This file, if exists, should follow the OpenDocument container format, and list every file in the bundle (except for the META-INF files). The main functionality provided by the manifest is to give the mime-type of individual data items, which are not required to have extensions. As a minimum the mime-type should distinguish between text/plain (UTF-8 text) and application/octet-stream (binary), but if the workflow definition or mime-magick like tool has guessed a more detailed mime type, it can be provided here.

Additionally the manifest may specify the file sizes, in general this can be useful when inspecting a larger data bundle remotely (exposed as a RESTful folder or similar).

The folder / represents the bundle itself, and must have the same mime type as in the file mimetype, ie. application/vnd.taverna.data-bundle. A different mime type might be used if the primary purpose of the archive is different from being a data bundle, for instance being a SCUFL2 workflow bundle.

Error documents must have the mime type application/vnd.taverna.error.

The other folders are not required to have a mimetype, but if desired these mime types can be used:

  • application/vnd.taverna.port-data for the outputs, inputs and other top-level data structure folders
  • application/vnd.taverna.list} for folders which are lists, like outputs/fish and outputs/soup/0

If there is no manifest in the bundle, all data value files should be treated to be binary application/octet-stream, unless they have one of these file extensions:

  • *.txt is text/plain in UTF-8 character set
  • *.err is application/vnd.taverna.error (RDF/XML in UTF-8)
  • outputs.rdf and similar in the root file is application/rdf+xml

Example manifest:

META-INF/container.xml

This file, if present, should point to the root data structure, typically outputs.rdf. Alternative representation of the same file are permitted, but tools will generally only use application/rdf+xml.

Directive 1: In the data bundle manifest text, what mime type must error documents have?
Directive 2: From the rows, copy out again the lines between the one holding "y-tick-label: 10 <box>463 243 478 257</box>" and the one holding "data-label: 32.61 <box>541 213 575 227</box>", both included.
The rows have no connection to the text about the data bundle manifest.

Task data:
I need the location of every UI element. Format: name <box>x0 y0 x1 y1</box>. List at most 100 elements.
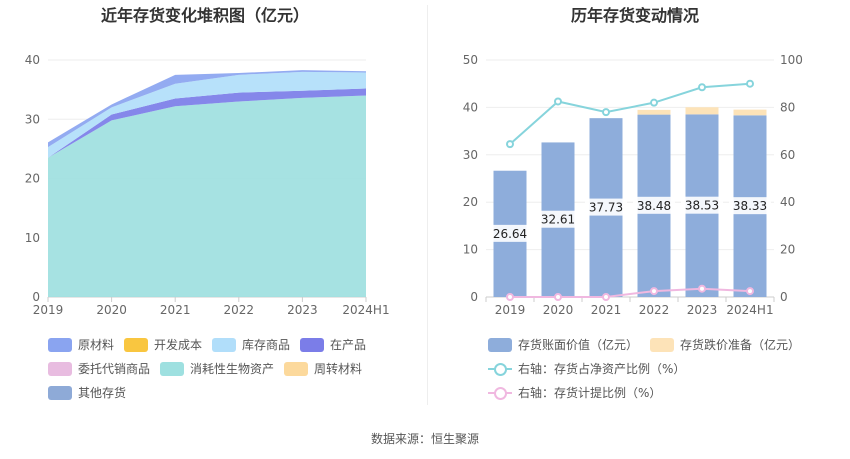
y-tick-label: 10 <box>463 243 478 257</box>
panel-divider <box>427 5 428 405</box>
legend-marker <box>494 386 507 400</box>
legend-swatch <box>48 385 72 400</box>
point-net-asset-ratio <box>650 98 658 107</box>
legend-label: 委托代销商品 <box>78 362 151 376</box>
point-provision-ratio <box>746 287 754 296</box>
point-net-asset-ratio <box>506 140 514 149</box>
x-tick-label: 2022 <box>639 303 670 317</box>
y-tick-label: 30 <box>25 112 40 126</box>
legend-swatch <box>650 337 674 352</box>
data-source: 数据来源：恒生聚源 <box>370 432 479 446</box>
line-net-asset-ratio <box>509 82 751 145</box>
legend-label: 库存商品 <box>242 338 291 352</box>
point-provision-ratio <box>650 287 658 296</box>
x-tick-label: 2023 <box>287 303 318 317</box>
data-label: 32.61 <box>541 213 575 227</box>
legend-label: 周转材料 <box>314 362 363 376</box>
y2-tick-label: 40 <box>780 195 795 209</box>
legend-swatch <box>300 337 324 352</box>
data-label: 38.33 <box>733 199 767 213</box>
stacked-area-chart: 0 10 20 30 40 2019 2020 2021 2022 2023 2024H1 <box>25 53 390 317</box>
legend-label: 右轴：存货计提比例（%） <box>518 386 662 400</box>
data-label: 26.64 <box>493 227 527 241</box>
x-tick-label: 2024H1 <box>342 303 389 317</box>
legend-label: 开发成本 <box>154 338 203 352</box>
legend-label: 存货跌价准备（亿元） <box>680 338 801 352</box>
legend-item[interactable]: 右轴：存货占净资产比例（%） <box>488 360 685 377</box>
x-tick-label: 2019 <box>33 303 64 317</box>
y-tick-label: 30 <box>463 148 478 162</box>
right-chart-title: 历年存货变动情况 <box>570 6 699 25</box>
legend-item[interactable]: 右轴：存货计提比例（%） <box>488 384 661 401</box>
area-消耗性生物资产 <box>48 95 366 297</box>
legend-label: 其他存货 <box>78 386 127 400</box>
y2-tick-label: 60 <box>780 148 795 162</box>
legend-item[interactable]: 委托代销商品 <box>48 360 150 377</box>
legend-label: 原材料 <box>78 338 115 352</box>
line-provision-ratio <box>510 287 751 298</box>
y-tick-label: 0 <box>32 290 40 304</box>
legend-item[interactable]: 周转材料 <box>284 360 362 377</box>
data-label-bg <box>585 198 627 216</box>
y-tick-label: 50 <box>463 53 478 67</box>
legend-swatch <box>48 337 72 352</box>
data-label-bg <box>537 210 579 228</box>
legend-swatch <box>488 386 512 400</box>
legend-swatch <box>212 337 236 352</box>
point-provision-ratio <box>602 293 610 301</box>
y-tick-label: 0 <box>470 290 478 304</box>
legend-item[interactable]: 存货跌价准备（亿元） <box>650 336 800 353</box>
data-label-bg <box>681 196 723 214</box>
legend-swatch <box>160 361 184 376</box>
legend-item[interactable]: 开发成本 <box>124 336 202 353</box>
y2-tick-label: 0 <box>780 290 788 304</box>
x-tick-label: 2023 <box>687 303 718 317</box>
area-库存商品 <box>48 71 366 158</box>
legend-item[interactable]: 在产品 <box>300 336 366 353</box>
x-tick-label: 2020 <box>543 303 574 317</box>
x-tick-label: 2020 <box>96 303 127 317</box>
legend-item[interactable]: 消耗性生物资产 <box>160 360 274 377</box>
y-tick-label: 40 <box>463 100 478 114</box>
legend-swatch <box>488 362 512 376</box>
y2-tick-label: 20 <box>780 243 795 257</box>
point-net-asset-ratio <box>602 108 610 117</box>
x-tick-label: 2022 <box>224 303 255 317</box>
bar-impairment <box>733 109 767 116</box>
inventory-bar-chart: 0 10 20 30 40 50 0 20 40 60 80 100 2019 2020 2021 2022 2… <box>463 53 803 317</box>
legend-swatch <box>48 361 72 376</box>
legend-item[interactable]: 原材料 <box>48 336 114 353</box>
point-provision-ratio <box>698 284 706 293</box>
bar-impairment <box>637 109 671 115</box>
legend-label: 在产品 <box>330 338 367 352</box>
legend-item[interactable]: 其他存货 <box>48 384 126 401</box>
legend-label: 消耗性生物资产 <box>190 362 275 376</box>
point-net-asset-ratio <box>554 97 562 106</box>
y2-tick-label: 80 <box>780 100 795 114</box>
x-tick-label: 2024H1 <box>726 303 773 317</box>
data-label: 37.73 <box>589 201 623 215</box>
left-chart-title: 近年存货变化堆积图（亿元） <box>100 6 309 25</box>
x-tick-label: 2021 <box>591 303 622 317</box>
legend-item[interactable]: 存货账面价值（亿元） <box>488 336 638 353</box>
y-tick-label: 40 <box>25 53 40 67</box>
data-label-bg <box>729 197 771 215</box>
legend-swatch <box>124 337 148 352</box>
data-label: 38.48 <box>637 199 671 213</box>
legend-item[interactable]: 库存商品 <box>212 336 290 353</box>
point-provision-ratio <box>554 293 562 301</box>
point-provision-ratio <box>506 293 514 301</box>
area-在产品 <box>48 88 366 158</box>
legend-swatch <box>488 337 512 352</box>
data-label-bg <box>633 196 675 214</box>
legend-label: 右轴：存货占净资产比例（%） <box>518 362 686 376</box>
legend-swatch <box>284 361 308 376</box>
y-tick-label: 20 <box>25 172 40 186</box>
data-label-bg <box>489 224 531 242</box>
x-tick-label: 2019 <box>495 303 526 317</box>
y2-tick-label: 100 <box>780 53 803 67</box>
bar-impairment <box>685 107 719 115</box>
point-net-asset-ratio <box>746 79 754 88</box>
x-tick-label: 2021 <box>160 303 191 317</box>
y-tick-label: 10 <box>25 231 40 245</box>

Full solution 1: application/vnd.taverna.error

Full solution 2:
y-tick-label: 10 <box>463 243 478 257</box>
panel-divider <box>427 5 428 405</box>
legend-marker <box>494 386 507 400</box>
legend-swatch <box>48 385 72 400</box>
point-net-asset-ratio <box>650 98 658 107</box>
legend-label: 委托代销商品 <box>78 362 151 376</box>
point-provision-ratio <box>746 287 754 296</box>
point-net-asset-ratio <box>506 140 514 149</box>
x-tick-label: 2022 <box>639 303 670 317</box>
y-tick-label: 30 <box>25 112 40 126</box>
legend-swatch <box>650 337 674 352</box>
data-source: 数据来源：恒生聚源 <box>370 432 479 446</box>
line-net-asset-ratio <box>509 82 751 145</box>
legend-label: 库存商品 <box>242 338 291 352</box>
point-provision-ratio <box>650 287 658 296</box>
x-tick-label: 2023 <box>287 303 318 317</box>
data-label: 32.61 <box>541 213 575 227</box>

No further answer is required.